**Short problem**
Could you give the data below again, exactly and completely?

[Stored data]
>>>>>

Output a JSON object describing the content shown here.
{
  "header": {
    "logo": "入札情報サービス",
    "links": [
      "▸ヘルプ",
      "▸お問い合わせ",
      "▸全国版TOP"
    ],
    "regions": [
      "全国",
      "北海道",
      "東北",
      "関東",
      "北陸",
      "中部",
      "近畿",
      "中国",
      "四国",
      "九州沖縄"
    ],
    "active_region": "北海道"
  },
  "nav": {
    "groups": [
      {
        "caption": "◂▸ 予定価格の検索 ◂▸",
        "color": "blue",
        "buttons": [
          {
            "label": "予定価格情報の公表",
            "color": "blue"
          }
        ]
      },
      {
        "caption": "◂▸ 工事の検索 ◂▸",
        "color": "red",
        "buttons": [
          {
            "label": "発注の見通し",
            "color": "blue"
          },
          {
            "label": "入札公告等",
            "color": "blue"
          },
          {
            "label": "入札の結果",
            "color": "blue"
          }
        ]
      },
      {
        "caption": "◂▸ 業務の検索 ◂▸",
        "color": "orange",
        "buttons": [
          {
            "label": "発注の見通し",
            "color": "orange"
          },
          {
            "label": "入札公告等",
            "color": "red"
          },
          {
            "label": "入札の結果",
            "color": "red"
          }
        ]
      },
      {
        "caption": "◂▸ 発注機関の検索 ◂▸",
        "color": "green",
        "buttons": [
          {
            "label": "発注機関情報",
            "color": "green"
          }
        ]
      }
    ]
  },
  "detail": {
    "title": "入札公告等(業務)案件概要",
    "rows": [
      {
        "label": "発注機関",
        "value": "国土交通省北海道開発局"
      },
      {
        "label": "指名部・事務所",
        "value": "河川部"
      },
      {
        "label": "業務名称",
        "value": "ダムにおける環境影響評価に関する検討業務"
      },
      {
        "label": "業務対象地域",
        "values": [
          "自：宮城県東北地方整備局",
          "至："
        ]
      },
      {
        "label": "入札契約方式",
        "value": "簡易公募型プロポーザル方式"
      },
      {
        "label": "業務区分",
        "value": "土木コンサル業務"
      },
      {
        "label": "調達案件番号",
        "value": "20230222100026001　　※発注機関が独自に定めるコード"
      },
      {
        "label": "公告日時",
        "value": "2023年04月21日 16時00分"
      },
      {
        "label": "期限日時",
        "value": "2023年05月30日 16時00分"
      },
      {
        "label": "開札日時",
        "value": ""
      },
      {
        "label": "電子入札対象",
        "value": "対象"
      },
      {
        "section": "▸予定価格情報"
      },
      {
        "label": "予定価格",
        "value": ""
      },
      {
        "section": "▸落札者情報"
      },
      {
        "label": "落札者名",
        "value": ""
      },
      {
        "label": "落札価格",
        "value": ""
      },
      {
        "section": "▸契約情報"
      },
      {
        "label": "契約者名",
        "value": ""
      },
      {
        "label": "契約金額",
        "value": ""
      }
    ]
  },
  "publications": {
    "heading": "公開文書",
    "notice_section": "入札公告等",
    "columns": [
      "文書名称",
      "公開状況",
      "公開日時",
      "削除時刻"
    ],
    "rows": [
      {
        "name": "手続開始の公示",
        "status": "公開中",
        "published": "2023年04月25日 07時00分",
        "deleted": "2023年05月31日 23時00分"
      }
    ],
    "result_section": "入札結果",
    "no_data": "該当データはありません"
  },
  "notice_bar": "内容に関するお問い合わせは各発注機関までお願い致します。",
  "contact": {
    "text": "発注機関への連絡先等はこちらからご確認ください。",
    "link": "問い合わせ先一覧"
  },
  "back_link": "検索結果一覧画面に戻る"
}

<<<<<

**Full output**
Output a JSON object describing the content shown here.
{
  "header": {
    "logo": "入札情報サービス",
    "links": [
      "▸ヘルプ",
      "▸お問い合わせ",
      "▸全国版TOP"
    ],
    "regions": [
      "全国",
      "北海道",
      "東北",
      "関東",
      "北陸",
      "中部",
      "近畿",
      "中国",
      "四国",
      "九州沖縄"
    ],
    "active_region": "北海道"
  },
  "nav": {
    "groups": [
      {
        "caption": "◂▸ 予定価格の検索 ◂▸",
        "color": "blue",
        "buttons": [
          {
            "label": "予定価格情報の公表",
            "color": "blue"
          }
        ]
      },
      {
        "caption": "◂▸ 工事の検索 ◂▸",
        "color": "red",
        "buttons": [
          {
            "label": "発注の見通し",
            "color": "blue"
          },
          {
            "label": "入札公告等",
            "color": "blue"
          },
          {
            "label": "入札の結果",
            "color": "blue"
          }
        ]
      },
      {
        "caption": "◂▸ 業務の検索 ◂▸",
        "color": "orange",
        "buttons": [
          {
            "label": "発注の見通し",
            "color": "orange"
          },
          {
            "label": "入札公告等",
            "color": "red"
          },
          {
            "label": "入札の結果",
            "color": "red"
          }
        ]
      },
      {
        "caption": "◂▸ 発注機関の検索 ◂▸",
        "color": "green",
        "buttons": [
          {
            "label": "発注機関情報",
            "color": "green"
          }
        ]
      }
    ]
  },
  "detail": {
    "title": "入札公告等(業務)案件概要",
    "rows": [
      {
        "label": "発注機関",
        "value": "国土交通省北海道開発局"
      },
      {
        "label": "指名部・事務所",
        "value": "河川部"
      },
      {
        "label": "業務名称",
        "value": "ダムにおける環境影響評価に関する検討業務"
      },
      {
        "label": "業務対象地域",
        "values": [
          "自：宮城県東北地方整備局",
          "至："
        ]
      },
      {
        "label": "入札契約方式",
        "value": "簡易公募型プロポーザル方式"
      },
      {
        "label": "業務区分",
        "value": "土木コンサル業務"
      },
      {
        "label": "調達案件番号",
        "value": "20230222100026001　　※発注機関が独自に定めるコード"
      },
      {
        "label": "公告日時",
        "value": "2023年04月21日 16時00分"
      },
      {
        "label": "期限日時",
        "value": "2023年05月30日 16時00分"
      },
      {
        "label": "開札日時",
        "value": ""
      },
      {
        "label": "電子入札対象",
        "value": "対象"
      },
      {
        "section": "▸予定価格情報"
      },
      {
        "label": "予定価格",
        "value": ""
      },
      {
        "section": "▸落札者情報"
      },
      {
        "label": "落札者名",
        "value": ""
      },
      {
        "label": "落札価格",
        "value": ""
      },
      {
        "section": "▸契約情報"
      },
      {
        "label": "契約者名",
        "value": ""
      },
      {
        "label": "契約金額",
        "value": ""
      }
    ]
  },
  "publications": {
    "heading": "公開文書",
    "notice_section": "入札公告等",
    "columns": [
      "文書名称",
      "公開状況",
      "公開日時",
      "削除時刻"
    ],
    "rows": [
      {
        "name": "手続開始の公示",
        "status": "公開中",
        "published": "2023年04月25日 07時00分",
        "deleted": "2023年05月31日 23時00分"
      }
    ],
    "result_section": "入札結果",
    "no_data": "該当データはありません"
  },
  "notice_bar": "内容に関するお問い合わせは各発注機関までお願い致します。",
  "contact": {
    "text": "発注機関への連絡先等はこちらからご確認ください。",
    "link": "問い合わせ先一覧"
  },
  "back_link": "検索結果一覧画面に戻る"
}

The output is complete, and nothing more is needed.